START
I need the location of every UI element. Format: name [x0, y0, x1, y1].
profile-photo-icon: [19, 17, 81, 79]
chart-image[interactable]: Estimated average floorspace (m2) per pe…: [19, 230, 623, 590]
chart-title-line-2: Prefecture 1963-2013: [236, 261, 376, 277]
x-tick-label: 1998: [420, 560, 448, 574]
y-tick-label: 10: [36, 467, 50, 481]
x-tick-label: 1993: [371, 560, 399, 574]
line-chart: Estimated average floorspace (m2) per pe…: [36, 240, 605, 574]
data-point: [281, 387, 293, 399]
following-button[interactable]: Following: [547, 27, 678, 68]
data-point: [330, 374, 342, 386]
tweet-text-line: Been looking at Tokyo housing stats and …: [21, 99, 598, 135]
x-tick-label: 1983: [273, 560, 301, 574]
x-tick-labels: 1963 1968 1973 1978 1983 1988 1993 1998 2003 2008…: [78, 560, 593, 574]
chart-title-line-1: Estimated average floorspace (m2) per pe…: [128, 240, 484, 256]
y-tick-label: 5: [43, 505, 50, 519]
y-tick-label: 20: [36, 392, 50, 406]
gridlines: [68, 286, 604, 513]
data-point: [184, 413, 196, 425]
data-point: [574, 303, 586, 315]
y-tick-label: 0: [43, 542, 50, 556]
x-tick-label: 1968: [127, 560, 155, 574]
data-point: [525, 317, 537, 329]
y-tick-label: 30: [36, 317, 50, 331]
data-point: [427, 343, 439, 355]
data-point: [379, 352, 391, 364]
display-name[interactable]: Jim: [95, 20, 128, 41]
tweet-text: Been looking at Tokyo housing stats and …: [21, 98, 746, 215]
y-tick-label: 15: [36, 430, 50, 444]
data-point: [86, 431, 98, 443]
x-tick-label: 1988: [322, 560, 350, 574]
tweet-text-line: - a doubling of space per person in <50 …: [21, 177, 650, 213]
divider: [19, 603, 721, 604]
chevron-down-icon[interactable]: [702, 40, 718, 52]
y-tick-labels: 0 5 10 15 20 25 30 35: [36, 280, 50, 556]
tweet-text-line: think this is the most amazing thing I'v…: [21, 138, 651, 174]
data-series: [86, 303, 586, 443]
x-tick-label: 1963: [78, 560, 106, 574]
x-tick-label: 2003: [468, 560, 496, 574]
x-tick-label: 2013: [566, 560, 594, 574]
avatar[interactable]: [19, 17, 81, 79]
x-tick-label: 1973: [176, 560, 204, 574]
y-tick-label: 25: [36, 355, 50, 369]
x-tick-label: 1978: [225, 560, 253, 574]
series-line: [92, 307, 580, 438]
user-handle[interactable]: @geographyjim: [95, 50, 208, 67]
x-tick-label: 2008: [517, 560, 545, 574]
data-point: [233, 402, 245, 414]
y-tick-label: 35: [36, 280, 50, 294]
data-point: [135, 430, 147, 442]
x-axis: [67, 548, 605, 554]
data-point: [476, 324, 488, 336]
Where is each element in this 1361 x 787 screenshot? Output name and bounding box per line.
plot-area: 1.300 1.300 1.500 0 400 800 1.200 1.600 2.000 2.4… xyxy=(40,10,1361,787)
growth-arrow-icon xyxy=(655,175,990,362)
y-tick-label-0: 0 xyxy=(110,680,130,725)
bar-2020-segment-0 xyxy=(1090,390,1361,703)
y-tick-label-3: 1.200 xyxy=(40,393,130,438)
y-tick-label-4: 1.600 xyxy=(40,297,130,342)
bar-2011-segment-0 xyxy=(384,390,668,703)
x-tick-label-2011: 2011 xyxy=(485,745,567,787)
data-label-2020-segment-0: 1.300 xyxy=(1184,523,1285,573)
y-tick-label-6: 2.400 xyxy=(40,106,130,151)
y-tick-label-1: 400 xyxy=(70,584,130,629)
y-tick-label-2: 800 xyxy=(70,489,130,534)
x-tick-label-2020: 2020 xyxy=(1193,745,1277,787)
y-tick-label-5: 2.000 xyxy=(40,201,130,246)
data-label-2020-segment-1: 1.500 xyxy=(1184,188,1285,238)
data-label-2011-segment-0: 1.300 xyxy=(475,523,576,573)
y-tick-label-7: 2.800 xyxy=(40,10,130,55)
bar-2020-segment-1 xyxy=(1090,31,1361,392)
END
Short problem — Reproduce every line of the entries above without changing anything.

Complete response —
I need the location of every UI element. Format: name [x0, y0, x1, y1].
profile-photo-icon: [19, 17, 81, 79]
chart-image[interactable]: Estimated average floorspace (m2) per pe…: [19, 230, 623, 590]
chart-title-line-2: Prefecture 1963-2013: [236, 261, 376, 277]
x-tick-label: 1998: [420, 560, 448, 574]
y-tick-label: 10: [36, 467, 50, 481]
x-tick-label: 1993: [371, 560, 399, 574]
line-chart: Estimated average floorspace (m2) per pe…: [36, 240, 605, 574]
data-point: [281, 387, 293, 399]
following-button[interactable]: Following: [547, 27, 678, 68]
data-point: [330, 374, 342, 386]
tweet-text-line: Been looking at Tokyo housing stats and …: [21, 99, 598, 135]
x-tick-label: 1983: [273, 560, 301, 574]
x-tick-labels: 1963 1968 1973 1978 1983 1988 1993 1998 2003 2008…: [78, 560, 593, 574]
chart-title-line-1: Estimated average floorspace (m2) per pe…: [128, 240, 484, 256]
y-tick-label: 5: [43, 505, 50, 519]
y-tick-label: 20: [36, 392, 50, 406]
gridlines: [68, 286, 604, 513]
data-point: [184, 413, 196, 425]
data-point: [574, 303, 586, 315]
y-tick-label: 0: [43, 542, 50, 556]
x-tick-label: 1968: [127, 560, 155, 574]
data-point: [525, 317, 537, 329]
y-tick-label: 30: [36, 317, 50, 331]
data-point: [427, 343, 439, 355]
data-point: [379, 352, 391, 364]
display-name[interactable]: Jim: [95, 20, 128, 41]
tweet-text: Been looking at Tokyo housing stats and …: [21, 98, 746, 215]
y-tick-label: 15: [36, 430, 50, 444]
data-point: [86, 431, 98, 443]
x-tick-label: 1988: [322, 560, 350, 574]
tweet-text-line: - a doubling of space per person in <50 …: [21, 177, 650, 213]
divider: [19, 603, 721, 604]
chevron-down-icon[interactable]: [702, 40, 718, 52]
y-tick-labels: 0 5 10 15 20 25 30 35: [36, 280, 50, 556]
tweet-text-line: think this is the most amazing thing I'v…: [21, 138, 651, 174]
data-series: [86, 303, 586, 443]
x-tick-label: 1963: [78, 560, 106, 574]
x-tick-label: 2003: [468, 560, 496, 574]
x-tick-label: 2013: [566, 560, 594, 574]
avatar[interactable]: [19, 17, 81, 79]
x-tick-label: 1973: [176, 560, 204, 574]
y-tick-label: 25: [36, 355, 50, 369]
x-tick-label: 1978: [225, 560, 253, 574]
series-line: [92, 307, 580, 438]
user-handle[interactable]: @geographyjim: [95, 50, 208, 67]
x-tick-label: 2008: [517, 560, 545, 574]
data-point: [233, 402, 245, 414]
y-tick-label: 35: [36, 280, 50, 294]
data-point: [135, 430, 147, 442]
x-axis: [67, 548, 605, 554]
data-point: [476, 324, 488, 336]
Where is each element in this 1361 x 787 screenshot? Output name and bounding box per line.
plot-area: 1.300 1.300 1.500 0 400 800 1.200 1.600 2.000 2.4… xyxy=(40,10,1361,787)
growth-arrow-icon xyxy=(655,175,990,362)
y-tick-label-0: 0 xyxy=(110,680,130,725)
bar-2020-segment-0 xyxy=(1090,390,1361,703)
y-tick-label-3: 1.200 xyxy=(40,393,130,438)
y-tick-label-4: 1.600 xyxy=(40,297,130,342)
bar-2011-segment-0 xyxy=(384,390,668,703)
x-tick-label-2011: 2011 xyxy=(485,745,567,787)
data-label-2020-segment-0: 1.300 xyxy=(1184,523,1285,573)
y-tick-label-6: 2.400 xyxy=(40,106,130,151)
y-tick-label-1: 400 xyxy=(70,584,130,629)
y-tick-label-2: 800 xyxy=(70,489,130,534)
x-tick-label-2020: 2020 xyxy=(1193,745,1277,787)
y-tick-label-5: 2.000 xyxy=(40,201,130,246)
data-label-2020-segment-1: 1.500 xyxy=(1184,188,1285,238)
data-label-2011-segment-0: 1.300 xyxy=(475,523,576,573)
y-tick-label-7: 2.800 xyxy=(40,10,130,55)
bar-2020-segment-1 xyxy=(1090,31,1361,392)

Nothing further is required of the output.